- _Objective_:
Count how many lines in the items below contain the string "axis", matching case exactly. Reply with the number only.

- _Records provided_:
* START *

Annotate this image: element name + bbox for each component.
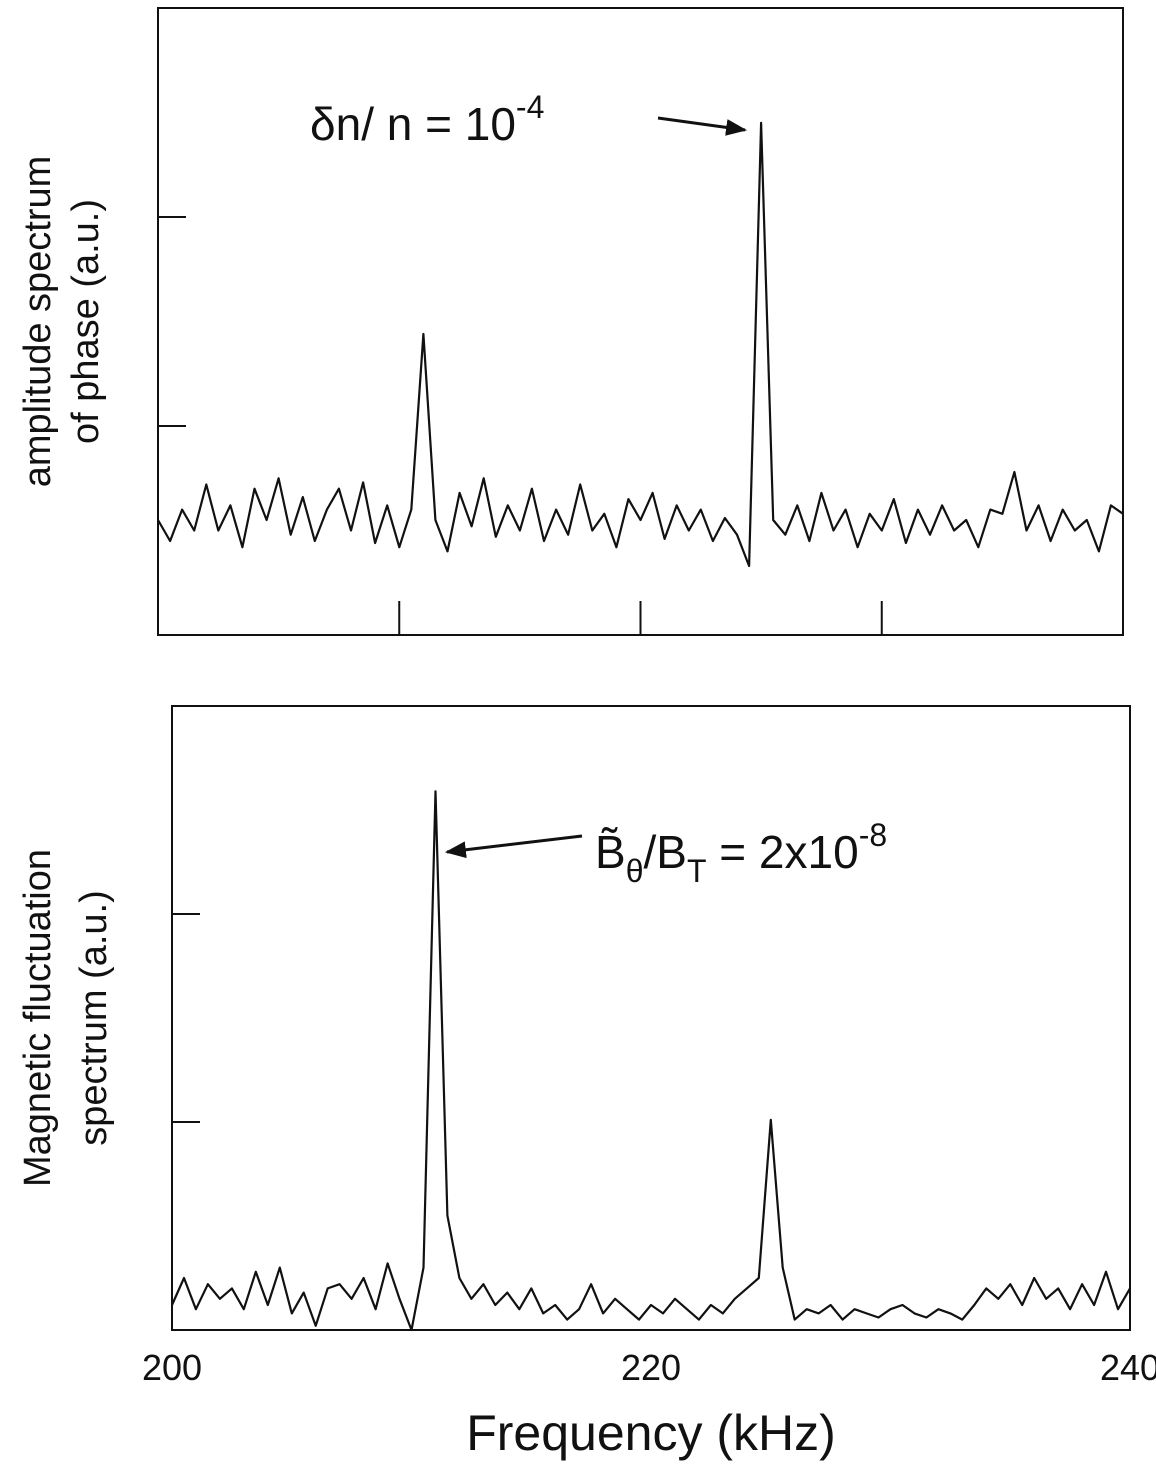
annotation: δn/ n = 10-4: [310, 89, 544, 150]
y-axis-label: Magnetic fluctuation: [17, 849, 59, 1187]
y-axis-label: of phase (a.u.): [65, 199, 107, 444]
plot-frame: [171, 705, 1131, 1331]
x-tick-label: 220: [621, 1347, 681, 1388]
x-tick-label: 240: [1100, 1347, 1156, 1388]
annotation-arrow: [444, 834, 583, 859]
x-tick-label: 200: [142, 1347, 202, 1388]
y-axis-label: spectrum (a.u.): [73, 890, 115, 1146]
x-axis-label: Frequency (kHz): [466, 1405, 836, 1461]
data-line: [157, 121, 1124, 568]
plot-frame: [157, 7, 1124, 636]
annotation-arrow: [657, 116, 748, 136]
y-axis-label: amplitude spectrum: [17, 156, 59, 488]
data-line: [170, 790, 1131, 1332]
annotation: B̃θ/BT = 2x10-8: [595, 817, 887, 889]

* END *
* START *

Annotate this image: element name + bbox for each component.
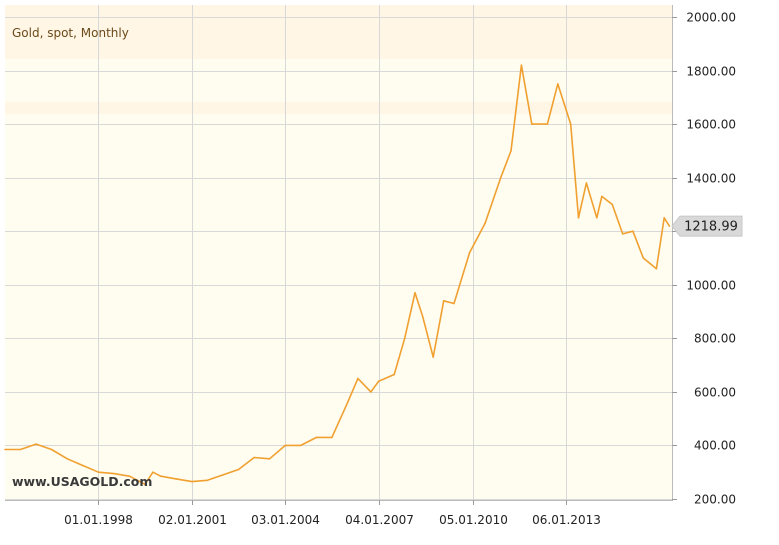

* END *
* START *

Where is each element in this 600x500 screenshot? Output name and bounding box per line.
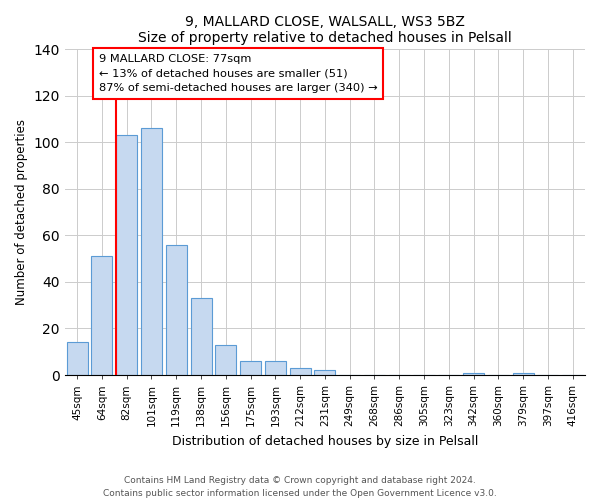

* END *

- _Answer below_:
5